* **Instructions to follow**: Copy the excerpted passage below between "Extended Data" and "competing financial interests.", inclusive, swapping "Harvey lab" for "Harvey laboratory".

* **Excerpted passage**:
Statistical Procedure:
Statistical tests used are specified in figure legends. We generally used non-parametric tests. We also used a bootstrap procedure both to calculate standard errors and for certain hypothesis tests. For standard error calculation, we re-calculated a test statistic (e.g. mean or standard deviation of a sample) on subsets of our data sampled 1,000 times from the full dataset with replacement. The standard deviation over bootstraps was used as the standard error of the test statistic. For hypothesis testing, used for calculating significance of influence regression coefficients, we performed influence regression 10,000 times on resampled data. The percentiles of the distribution for each coefficient are used for box and whisker plots, and the p-values reported are double the fraction of the bootstrap distribution in which the coefficient was 0 or of opposite sign to the median value. The reported p-values from this bootstrap procedure are thus ‘two-sided’.
Extended Data
Supplementary Material
Acknowledgements
We thank Jan Drugowitsch, Mark Andermann, Rick Born, Ofer Mazor, Lauren Orefice, and members of the Harvey lab for helpful discussions. We thank Sunny Nyitrai, Lydia Bickford, and Pascal Kaeser for assistance testing soma-localization of opsins. We thank the Research Instrumentation Core and machine shop at Harvard Medical School (supported by grant P30 EY012196). This work was supported by a Burroughs-Wellcome Fund Career Award at the Scientific Interface, the Searle Scholars Program, the New York Stem Cell Foundation, NIH grants from the NIMH BRAINS program (R01 MH107620) and NINDS (R01 NS089521, R01 NS108410), an Armenise-Harvard Foundation Junior Faculty Grant, and an NSF Graduate Research Fellowship.
Footnotes
Author Information
The authors declare no competing financial interests.
Data availability statement
The data that support the findings of this study are available from the corresponding author upon reasonable request.
Code availability statement
The custom code used for data collection and pre-processing for study is deposited online, and is linked to from the appropriate methods section describing its use. Analysis code is available from the corresponding author upon reasonable request.

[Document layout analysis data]

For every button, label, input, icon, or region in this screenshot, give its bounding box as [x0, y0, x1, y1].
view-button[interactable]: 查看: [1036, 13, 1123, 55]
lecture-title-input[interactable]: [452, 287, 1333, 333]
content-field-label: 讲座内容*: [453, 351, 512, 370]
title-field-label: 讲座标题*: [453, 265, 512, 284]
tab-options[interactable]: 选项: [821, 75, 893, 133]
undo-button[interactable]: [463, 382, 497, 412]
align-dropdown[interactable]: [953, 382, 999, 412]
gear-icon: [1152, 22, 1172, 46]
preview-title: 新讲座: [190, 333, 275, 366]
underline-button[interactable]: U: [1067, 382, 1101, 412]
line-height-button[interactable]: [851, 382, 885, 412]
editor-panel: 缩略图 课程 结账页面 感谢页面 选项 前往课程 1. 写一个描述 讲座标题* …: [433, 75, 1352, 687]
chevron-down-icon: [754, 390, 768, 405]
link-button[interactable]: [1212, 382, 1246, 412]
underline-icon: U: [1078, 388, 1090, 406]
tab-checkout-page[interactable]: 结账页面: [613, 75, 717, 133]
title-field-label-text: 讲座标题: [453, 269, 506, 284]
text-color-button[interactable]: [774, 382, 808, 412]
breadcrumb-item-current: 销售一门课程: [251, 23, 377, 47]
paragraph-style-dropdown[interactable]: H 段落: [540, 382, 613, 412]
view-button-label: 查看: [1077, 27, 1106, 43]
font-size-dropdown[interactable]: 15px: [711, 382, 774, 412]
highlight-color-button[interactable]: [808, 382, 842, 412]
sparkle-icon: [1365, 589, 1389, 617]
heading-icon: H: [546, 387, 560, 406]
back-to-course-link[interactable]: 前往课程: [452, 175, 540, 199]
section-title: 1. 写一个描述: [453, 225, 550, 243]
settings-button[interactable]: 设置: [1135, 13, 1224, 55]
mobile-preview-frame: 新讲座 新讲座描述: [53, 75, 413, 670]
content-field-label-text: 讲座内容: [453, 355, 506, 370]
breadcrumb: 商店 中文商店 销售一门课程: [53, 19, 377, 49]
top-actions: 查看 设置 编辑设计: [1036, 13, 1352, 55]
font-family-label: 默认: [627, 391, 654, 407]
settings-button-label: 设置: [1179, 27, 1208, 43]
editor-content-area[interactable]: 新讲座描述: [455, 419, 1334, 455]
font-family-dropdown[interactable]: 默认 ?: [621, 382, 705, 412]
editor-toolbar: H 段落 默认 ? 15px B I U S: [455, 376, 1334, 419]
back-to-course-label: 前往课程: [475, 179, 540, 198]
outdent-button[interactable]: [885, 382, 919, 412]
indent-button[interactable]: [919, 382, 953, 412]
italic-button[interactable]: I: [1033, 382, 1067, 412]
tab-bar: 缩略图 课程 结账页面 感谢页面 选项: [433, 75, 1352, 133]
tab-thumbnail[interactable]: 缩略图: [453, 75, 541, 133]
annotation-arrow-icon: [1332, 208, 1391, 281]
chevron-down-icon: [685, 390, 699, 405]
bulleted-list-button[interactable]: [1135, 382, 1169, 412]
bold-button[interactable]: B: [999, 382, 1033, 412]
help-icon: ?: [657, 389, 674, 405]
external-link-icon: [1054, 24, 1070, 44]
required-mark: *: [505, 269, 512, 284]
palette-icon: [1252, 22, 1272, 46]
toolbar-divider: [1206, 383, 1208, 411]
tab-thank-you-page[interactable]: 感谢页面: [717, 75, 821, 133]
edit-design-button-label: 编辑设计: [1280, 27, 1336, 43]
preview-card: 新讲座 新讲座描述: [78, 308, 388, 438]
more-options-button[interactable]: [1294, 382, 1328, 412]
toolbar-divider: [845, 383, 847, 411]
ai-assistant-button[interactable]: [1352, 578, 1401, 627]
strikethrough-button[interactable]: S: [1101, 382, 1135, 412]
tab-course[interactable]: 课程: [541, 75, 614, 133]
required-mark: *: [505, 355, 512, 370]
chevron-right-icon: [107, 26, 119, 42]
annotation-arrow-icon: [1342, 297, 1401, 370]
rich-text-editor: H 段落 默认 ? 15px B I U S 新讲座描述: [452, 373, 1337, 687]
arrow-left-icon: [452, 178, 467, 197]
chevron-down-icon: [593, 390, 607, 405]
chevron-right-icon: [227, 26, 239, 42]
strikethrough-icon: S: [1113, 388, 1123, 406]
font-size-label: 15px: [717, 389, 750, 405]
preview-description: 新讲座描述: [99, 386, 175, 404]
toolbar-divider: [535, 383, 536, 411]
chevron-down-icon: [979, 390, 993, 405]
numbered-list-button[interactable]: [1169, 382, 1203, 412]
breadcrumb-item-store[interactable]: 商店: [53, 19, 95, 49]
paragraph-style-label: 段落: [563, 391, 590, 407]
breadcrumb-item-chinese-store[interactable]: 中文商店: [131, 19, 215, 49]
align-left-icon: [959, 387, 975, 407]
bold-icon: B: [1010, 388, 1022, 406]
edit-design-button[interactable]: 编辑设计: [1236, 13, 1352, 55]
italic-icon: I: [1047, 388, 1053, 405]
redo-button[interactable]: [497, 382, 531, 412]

* **Reply**:
Extended Data
Supplementary Material
Acknowledgements
We thank Jan Drugowitsch, Mark Andermann, Rick Born, Ofer Mazor, Lauren Orefice, and members of the Harvey laboratory for helpful discussions. We thank Sunny Nyitrai, Lydia Bickford, and Pascal Kaeser for assistance testing soma-localization of opsins. We thank the Research Instrumentation Core and machine shop at Harvard Medical School (supported by grant P30 EY012196). This work was supported by a Burroughs-Wellcome Fund Career Award at the Scientific Interface, the Searle Scholars Program, the New York Stem Cell Foundation, NIH grants from the NIMH BRAINS program (R01 MH107620) and NINDS (R01 NS089521, R01 NS108410), an Armenise-Harvard Foundation Junior Faculty Grant, and an NSF Graduate Research Fellowship.
Footnotes
Author Information
The authors declare no competing financial interests.